** Dataset records **
"""

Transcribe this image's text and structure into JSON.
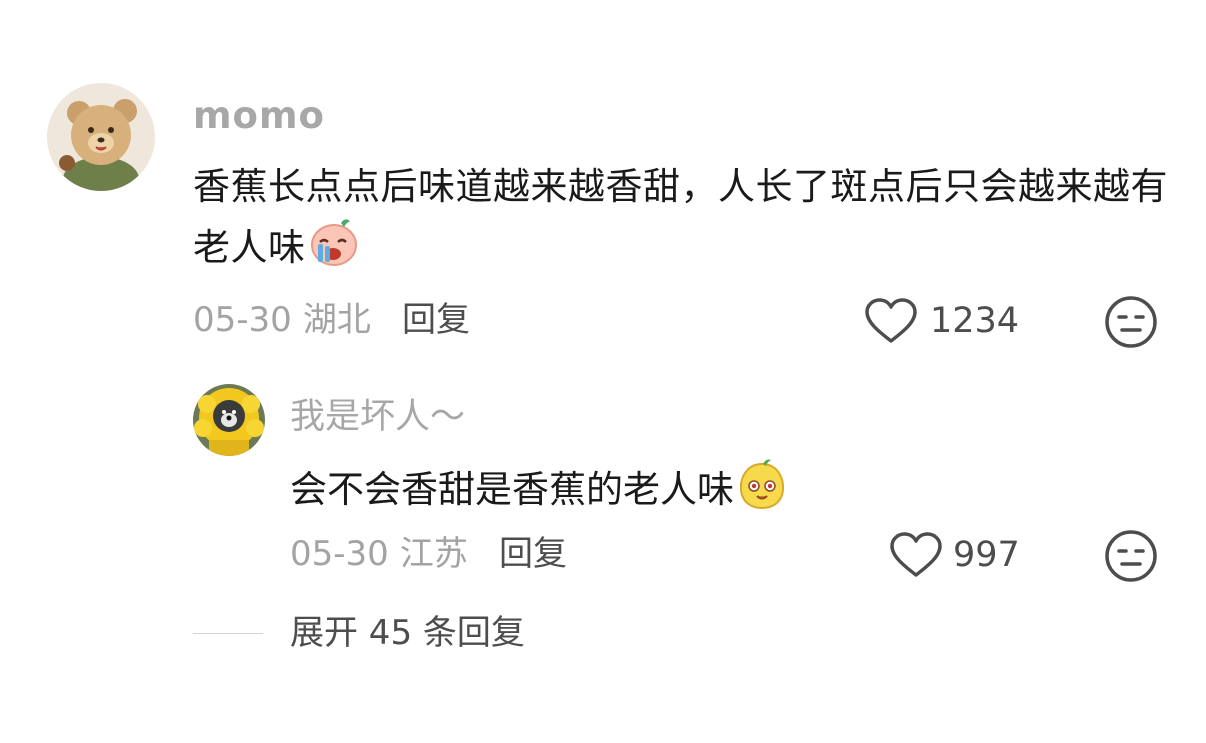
{
  "comment": {
    "username": "momo",
    "text": "香蕉长点点后味道越来越香甜，人长了斑点后只会越来越有老人味",
    "emoji": "crying-face-emoji",
    "date": "05-30",
    "location": "湖北",
    "reply_label": "回复",
    "like_count": "1234"
  },
  "reply": {
    "username": "我是坏人～",
    "text": "会不会香甜是香蕉的老人味",
    "emoji": "smiling-bean-emoji",
    "date": "05-30",
    "location": "江苏",
    "reply_label": "回复",
    "like_count": "997"
  },
  "expand_label": "展开 45 条回复",
  "colors": {
    "username": "#a7a7a7",
    "meta": "#a3a3a3",
    "action": "#4d4d4d",
    "text": "#1a1a1a",
    "divider": "#d6d6d6"
  }
}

"""

** Direction **
Check each line above for the word "username", and copy the lines where it appears.

** Output **
    "username": "momo",
    "username": "我是坏人～",
    "username": "#a7a7a7",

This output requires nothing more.